GIVEN DATA:

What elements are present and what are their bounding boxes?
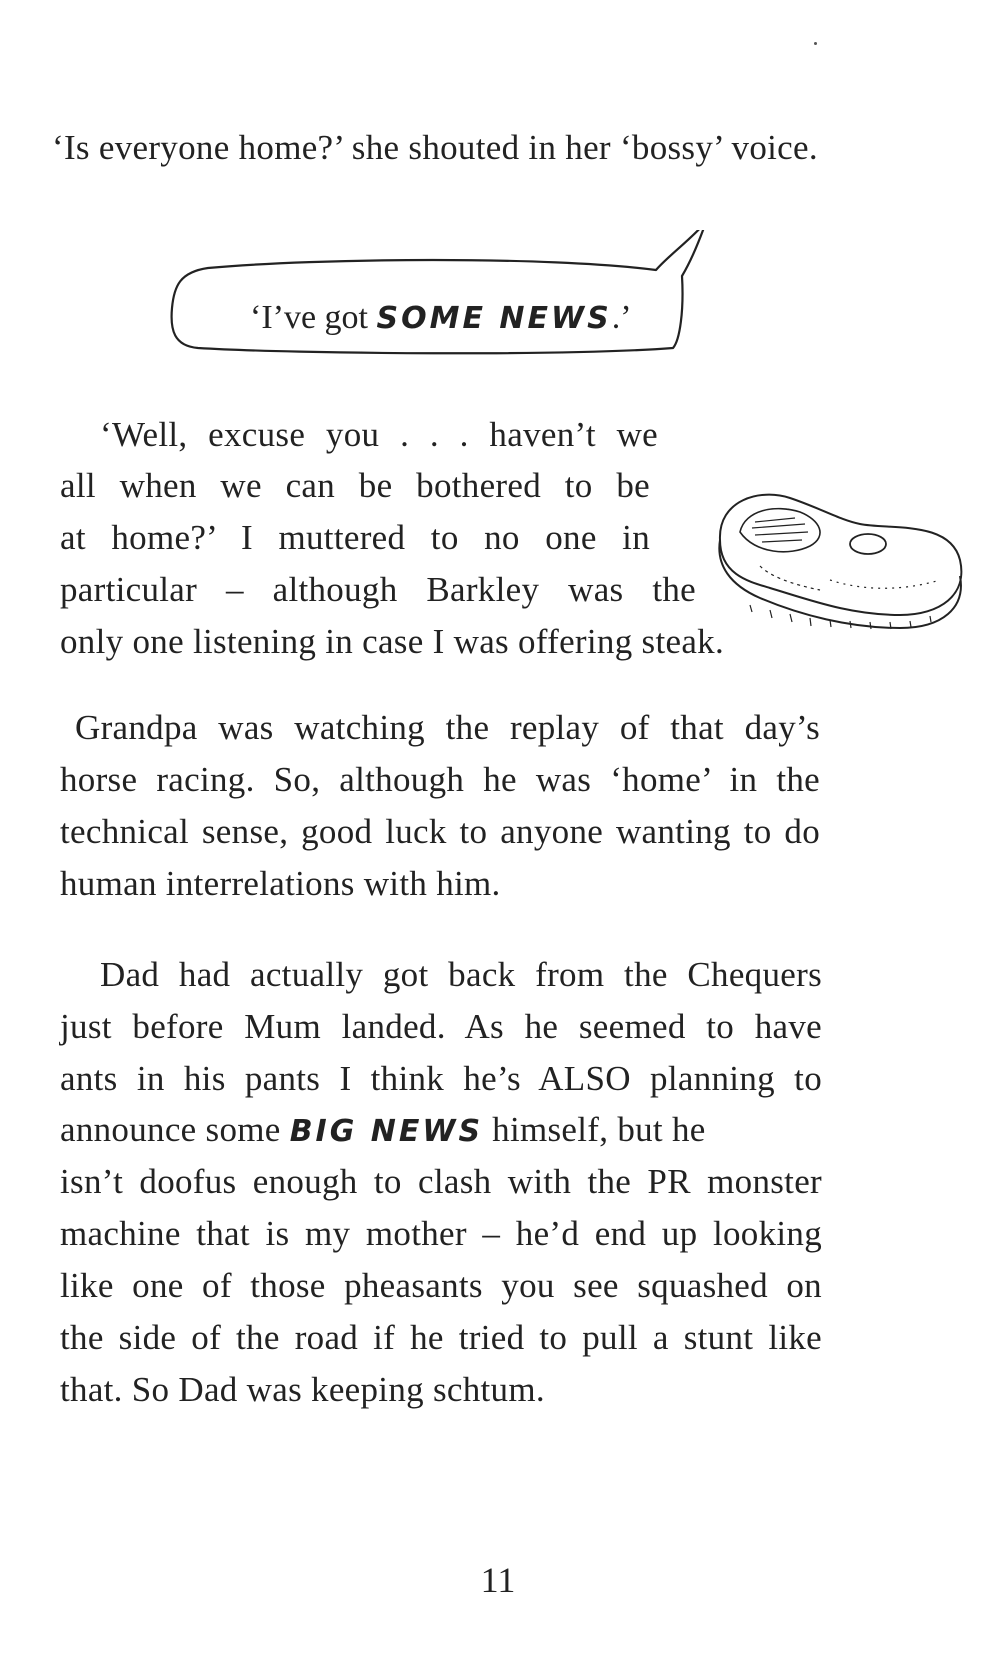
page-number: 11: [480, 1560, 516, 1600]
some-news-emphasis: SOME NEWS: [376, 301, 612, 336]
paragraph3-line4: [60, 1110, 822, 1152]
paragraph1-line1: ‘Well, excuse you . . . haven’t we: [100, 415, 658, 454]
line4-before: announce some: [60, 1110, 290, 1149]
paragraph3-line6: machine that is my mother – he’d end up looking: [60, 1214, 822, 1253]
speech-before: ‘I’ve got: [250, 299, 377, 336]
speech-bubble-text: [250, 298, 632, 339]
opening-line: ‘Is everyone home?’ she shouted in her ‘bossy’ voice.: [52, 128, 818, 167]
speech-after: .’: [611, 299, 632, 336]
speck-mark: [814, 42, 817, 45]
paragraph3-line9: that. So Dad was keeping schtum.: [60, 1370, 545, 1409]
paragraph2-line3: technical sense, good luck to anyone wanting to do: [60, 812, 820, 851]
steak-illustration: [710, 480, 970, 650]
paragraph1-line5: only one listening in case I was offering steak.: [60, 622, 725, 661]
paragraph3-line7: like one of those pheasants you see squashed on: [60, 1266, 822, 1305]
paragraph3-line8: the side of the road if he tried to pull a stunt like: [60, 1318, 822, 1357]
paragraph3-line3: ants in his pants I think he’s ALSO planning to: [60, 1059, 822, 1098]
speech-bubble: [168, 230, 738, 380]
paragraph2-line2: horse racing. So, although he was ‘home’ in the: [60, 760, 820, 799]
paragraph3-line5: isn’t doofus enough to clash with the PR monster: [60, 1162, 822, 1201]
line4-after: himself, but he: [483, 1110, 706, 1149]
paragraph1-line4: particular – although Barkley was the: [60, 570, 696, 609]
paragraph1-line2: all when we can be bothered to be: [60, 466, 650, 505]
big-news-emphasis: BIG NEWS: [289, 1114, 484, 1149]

INSTRUCTIONS FOR THE TASK: Please copy out the records above without any change, starting with the line that contains "page-number: 11: [480, 1560, 516, 1600]" and going on through the line that contains "speech-before: ‘I’ve got: [250, 299, 377, 336]".

OUTPUT FOR THIS TASK:
page-number: 11: [480, 1560, 516, 1600]
some-news-emphasis: SOME NEWS: [376, 301, 612, 336]
paragraph3-line4: [60, 1110, 822, 1152]
paragraph1-line1: ‘Well, excuse you . . . haven’t we: [100, 415, 658, 454]
line4-before: announce some: [60, 1110, 290, 1149]
paragraph3-line6: machine that is my mother – he’d end up looking: [60, 1214, 822, 1253]
speech-before: ‘I’ve got: [250, 299, 377, 336]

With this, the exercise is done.